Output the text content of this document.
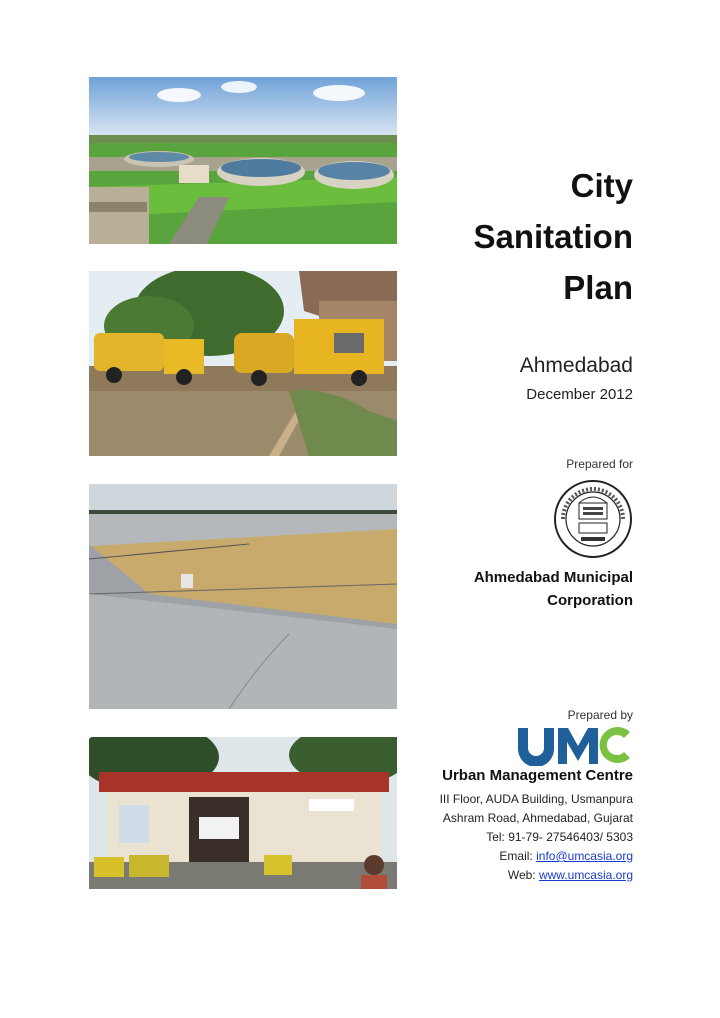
City
Sanitation
Plan
Ahmedabad
December 2012
Prepared for
Ahmedabad Municipal
Corporation
Prepared by
Urban Management Centre
III Floor, AUDA Building, Usmanpura
Ashram Road, Ahmedabad, Gujarat
Tel: 91-79- 27546403/ 5303
Email: info@umcasia.org
Web: www.umcasia.org
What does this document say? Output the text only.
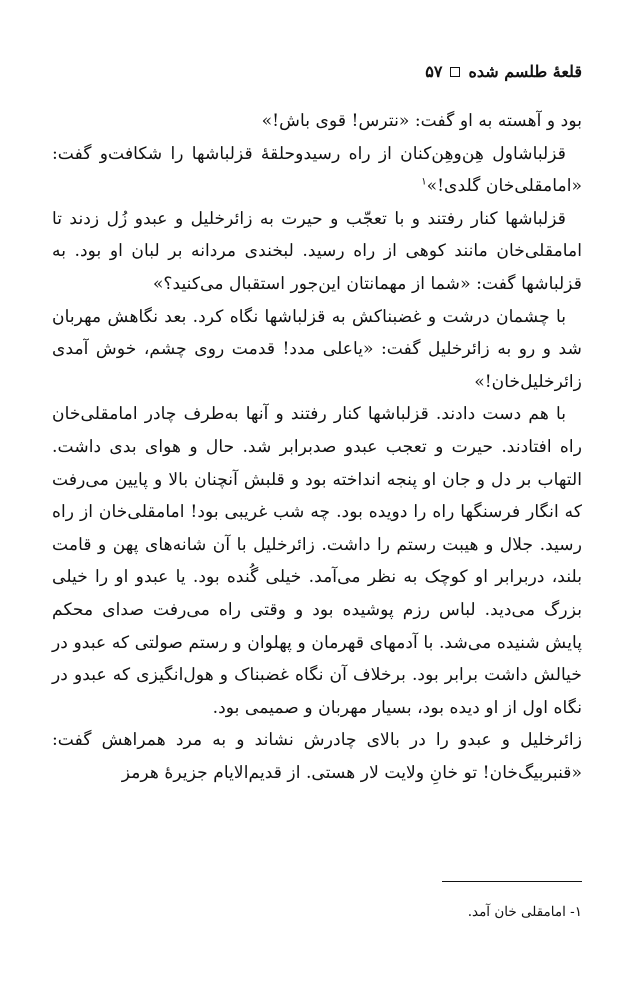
قلعهٔ طلسم شده
۵۷

بود و آهسته به او گفت: «نترس! قوی باش!»

قزلباشاول هِن‌وهِن‌کنان از راه رسیدوحلقهٔ قزلباشها را شکافت‌و گفت: «امامقلی‌خان گلدی!»$^۱$

قزلباشها کنار رفتند و با تعجّب و حیرت به زائرخلیل و عبدو زُل زدند تا امامقلی‌خان مانند کوهی از راه رسید. لبخندی مردانه بر لبان او بود. به قزلباشها گفت: «شما از مهمانتان این‌جور استقبال می‌کنید؟»

با چشمان درشت و غضبناکش به قزلباشها نگاه کرد. بعد نگاهش مهربان شد و رو به زائرخلیل گفت: «یاعلی مدد! قدمت روی چشم، خوش آمدی زائرخلیل‌خان!»

با هم دست دادند. قزلباشها کنار رفتند و آنها به‌طرف چادر امامقلی‌خان راه افتادند. حیرت و تعجب عبدو صدبرابر شد. حال و هوای بدی داشت. التهاب بر دل و جان او پنجه انداخته بود و قلبش آنچنان بالا و پایین می‌رفت که انگار فرسنگها راه را دویده بود. چه شب غریبی بود! امامقلی‌خان از راه رسید. جلال و هیبت رستم را داشت. زائرخلیل با آن شانه‌های پهن و قامت بلند، دربرابر او کوچک به نظر می‌آمد. خیلی گُنده بود. یا عبدو او را خیلی بزرگ می‌دید. لباس رزم پوشیده بود و وقتی راه می‌رفت صدای محکم پایش شنیده می‌شد. با آدمهای قهرمان و پهلوان و رستم صولتی که عبدو در خیالش داشت برابر بود. برخلاف آن نگاه غضبناک و هول‌انگیزی که عبدو در نگاه اول از او دیده بود، بسیار مهربان و صمیمی بود.

زائرخلیل و عبدو را در بالای چادرش نشاند و به مرد همراهش گفت: «قنبربیگ‌خان! تو خانِ ولایت لار هستی. از قدیم‌الایام جزیرهٔ هرمز

۱- امامقلی خان آمد.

• Exercise task:
Which lines of the data include "مهربان"? Copy each of them.

• Output of the task:
با چشمان درشت و غضبناکش به قزلباشها نگاه کرد. بعد نگاهش مهربان شد و رو به زائرخلیل گفت: «یاعلی مدد! قدمت روی چشم، خوش آمدی زائرخلیل‌خان!»
با هم دست دادند. قزلباشها کنار رفتند و آنها به‌طرف چادر امامقلی‌خان راه افتادند. حیرت و تعجب عبدو صدبرابر شد. حال و هوای بدی داشت. التهاب بر دل و جان او پنجه انداخته بود و قلبش آنچنان بالا و پایین می‌رفت که انگار فرسنگها راه را دویده بود. چه شب غریبی بود! امامقلی‌خان از راه رسید. جلال و هیبت رستم را داشت. زائرخلیل با آن شانه‌های پهن و قامت بلند، دربرابر او کوچک به نظر می‌آمد. خیلی گُنده بود. یا عبدو او را خیلی بزرگ می‌دید. لباس رزم پوشیده بود و وقتی راه می‌رفت صدای محکم پایش شنیده می‌شد. با آدمهای قهرمان و پهلوان و رستم صولتی که عبدو در خیالش داشت برابر بود. برخلاف آن نگاه غضبناک و هول‌انگیزی که عبدو در نگاه اول از او دیده بود، بسیار مهربان و صمیمی بود.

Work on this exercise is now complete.